Dataset records —
————
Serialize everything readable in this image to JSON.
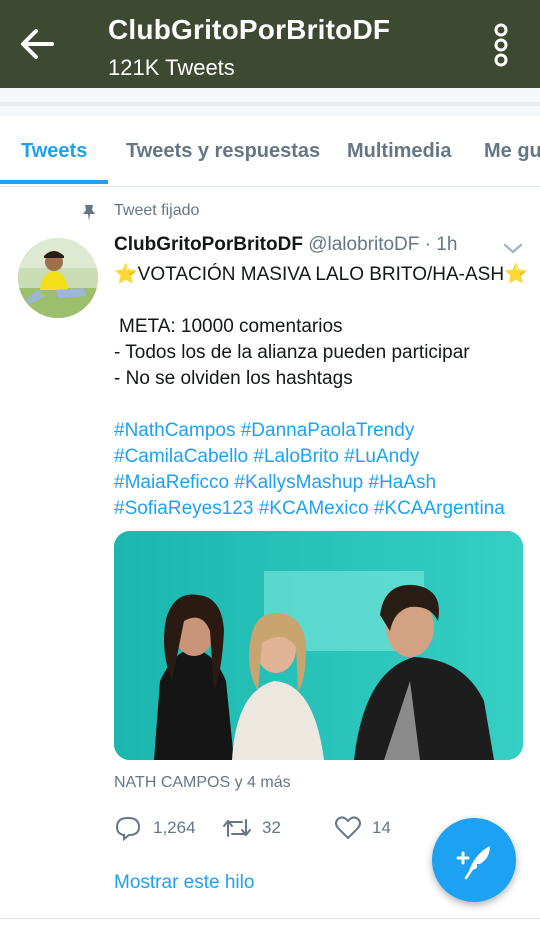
{
  "header": {
    "title": "ClubGritoPorBritoDF",
    "subtitle": "121K Tweets",
    "bg_color": "#3d4a31"
  },
  "tabs": [
    {
      "label": "Tweets",
      "active": true
    },
    {
      "label": "Tweets y respuestas",
      "active": false
    },
    {
      "label": "Multimedia",
      "active": false
    },
    {
      "label": "Me gu",
      "active": false
    }
  ],
  "tweet": {
    "pinned_label": "Tweet fijado",
    "display_name": "ClubGritoPorBritoDF",
    "handle": "@lalobritoDF",
    "separator": "·",
    "time": "1h",
    "star": "⭐",
    "headline": "VOTACIÓN MASIVA LALO BRITO/HA-ASH",
    "lines": [
      "META: 10000 comentarios",
      "- Todos los de la alianza pueden participar",
      "- No se olviden los hashtags"
    ],
    "hashtags": [
      "#NathCampos",
      "#DannaPaolaTrendy",
      "#CamilaCabello",
      "#LaloBrito",
      "#LuAndy",
      "#MaiaReficco",
      "#KallysMashup",
      "#HaAsh",
      "#SofiaReyes123",
      "#KCAMexico",
      "#KCAArgentina"
    ],
    "media_credit": "NATH CAMPOS y 4 más",
    "replies": "1,264",
    "retweets": "32",
    "likes": "14",
    "show_thread": "Mostrar este hilo"
  },
  "colors": {
    "accent": "#1da1f2",
    "muted": "#657786",
    "text": "#14171a"
  }
}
————
REQUIRED WORK —
Scan the material line by line and report each one that contains "hashtags".

TASK ANSWER —
      "- No se olviden los hashtags"
    "hashtags": [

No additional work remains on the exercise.